» **WORK TO DO**:
Reproduce the following records line for line, without any changes.

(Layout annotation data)

"""

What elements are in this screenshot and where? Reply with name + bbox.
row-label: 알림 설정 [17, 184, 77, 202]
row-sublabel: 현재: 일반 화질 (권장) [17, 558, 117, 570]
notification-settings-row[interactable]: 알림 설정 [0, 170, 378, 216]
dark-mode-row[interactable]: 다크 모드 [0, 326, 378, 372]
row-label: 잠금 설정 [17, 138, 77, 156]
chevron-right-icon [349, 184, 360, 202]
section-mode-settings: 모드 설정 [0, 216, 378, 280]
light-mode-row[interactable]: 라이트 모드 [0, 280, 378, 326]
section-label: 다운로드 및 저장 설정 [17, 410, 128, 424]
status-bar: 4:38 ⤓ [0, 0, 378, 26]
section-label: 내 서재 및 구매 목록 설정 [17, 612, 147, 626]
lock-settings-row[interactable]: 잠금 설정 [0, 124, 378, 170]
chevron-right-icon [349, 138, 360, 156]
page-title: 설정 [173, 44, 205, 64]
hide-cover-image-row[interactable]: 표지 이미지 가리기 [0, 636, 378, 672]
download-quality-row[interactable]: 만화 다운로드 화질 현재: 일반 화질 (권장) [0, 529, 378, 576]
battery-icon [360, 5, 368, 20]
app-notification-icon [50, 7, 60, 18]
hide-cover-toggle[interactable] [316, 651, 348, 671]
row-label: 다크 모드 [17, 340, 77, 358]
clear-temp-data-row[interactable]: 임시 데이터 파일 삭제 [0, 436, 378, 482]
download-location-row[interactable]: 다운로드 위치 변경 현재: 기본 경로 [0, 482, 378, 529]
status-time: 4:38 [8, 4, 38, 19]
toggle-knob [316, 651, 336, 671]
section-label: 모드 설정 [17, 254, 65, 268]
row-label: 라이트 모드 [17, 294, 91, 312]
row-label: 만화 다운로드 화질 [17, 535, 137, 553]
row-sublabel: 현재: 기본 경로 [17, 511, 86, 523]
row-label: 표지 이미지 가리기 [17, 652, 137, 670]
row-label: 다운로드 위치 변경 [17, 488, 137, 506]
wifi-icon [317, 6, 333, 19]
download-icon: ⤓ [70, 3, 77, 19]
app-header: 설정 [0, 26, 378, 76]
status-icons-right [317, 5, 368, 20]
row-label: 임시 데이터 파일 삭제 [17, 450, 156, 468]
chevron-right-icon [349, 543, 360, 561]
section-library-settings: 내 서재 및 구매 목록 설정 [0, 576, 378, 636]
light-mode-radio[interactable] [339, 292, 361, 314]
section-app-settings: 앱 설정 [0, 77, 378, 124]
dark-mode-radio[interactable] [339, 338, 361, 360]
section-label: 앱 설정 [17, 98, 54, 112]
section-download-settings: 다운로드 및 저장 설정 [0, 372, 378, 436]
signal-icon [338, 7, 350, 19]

"""

» **WRITTEN SOLUTION**:
What elements are in this screenshot and where? Reply with name + bbox.
row-label: 알림 설정 [17, 184, 77, 202]
row-sublabel: 현재: 일반 화질 (권장) [17, 558, 117, 570]
notification-settings-row[interactable]: 알림 설정 [0, 170, 378, 216]
dark-mode-row[interactable]: 다크 모드 [0, 326, 378, 372]
row-label: 잠금 설정 [17, 138, 77, 156]
chevron-right-icon [349, 184, 360, 202]
section-mode-settings: 모드 설정 [0, 216, 378, 280]
light-mode-row[interactable]: 라이트 모드 [0, 280, 378, 326]
section-label: 다운로드 및 저장 설정 [17, 410, 128, 424]
status-bar: 4:38 ⤓ [0, 0, 378, 26]
section-label: 내 서재 및 구매 목록 설정 [17, 612, 147, 626]
lock-settings-row[interactable]: 잠금 설정 [0, 124, 378, 170]
chevron-right-icon [349, 138, 360, 156]
page-title: 설정 [173, 44, 205, 64]
hide-cover-image-row[interactable]: 표지 이미지 가리기 [0, 636, 378, 672]
download-quality-row[interactable]: 만화 다운로드 화질 현재: 일반 화질 (권장) [0, 529, 378, 576]
battery-icon [360, 5, 368, 20]
app-notification-icon [50, 7, 60, 18]
hide-cover-toggle[interactable] [316, 651, 348, 671]
row-label: 다크 모드 [17, 340, 77, 358]
clear-temp-data-row[interactable]: 임시 데이터 파일 삭제 [0, 436, 378, 482]
download-location-row[interactable]: 다운로드 위치 변경 현재: 기본 경로 [0, 482, 378, 529]
status-time: 4:38 [8, 4, 38, 19]
toggle-knob [316, 651, 336, 671]
section-label: 모드 설정 [17, 254, 65, 268]
row-label: 라이트 모드 [17, 294, 91, 312]
row-label: 만화 다운로드 화질 [17, 535, 137, 553]
row-sublabel: 현재: 기본 경로 [17, 511, 86, 523]
row-label: 표지 이미지 가리기 [17, 652, 137, 670]
row-label: 다운로드 위치 변경 [17, 488, 137, 506]
wifi-icon [317, 6, 333, 19]
download-icon: ⤓ [70, 3, 77, 19]
app-header: 설정 [0, 26, 378, 76]
status-icons-right [317, 5, 368, 20]
row-label: 임시 데이터 파일 삭제 [17, 450, 156, 468]
chevron-right-icon [349, 543, 360, 561]
section-library-settings: 내 서재 및 구매 목록 설정 [0, 576, 378, 636]
light-mode-radio[interactable] [339, 292, 361, 314]
section-app-settings: 앱 설정 [0, 77, 378, 124]
dark-mode-radio[interactable] [339, 338, 361, 360]
section-label: 앱 설정 [17, 98, 54, 112]
section-download-settings: 다운로드 및 저장 설정 [0, 372, 378, 436]
signal-icon [338, 7, 350, 19]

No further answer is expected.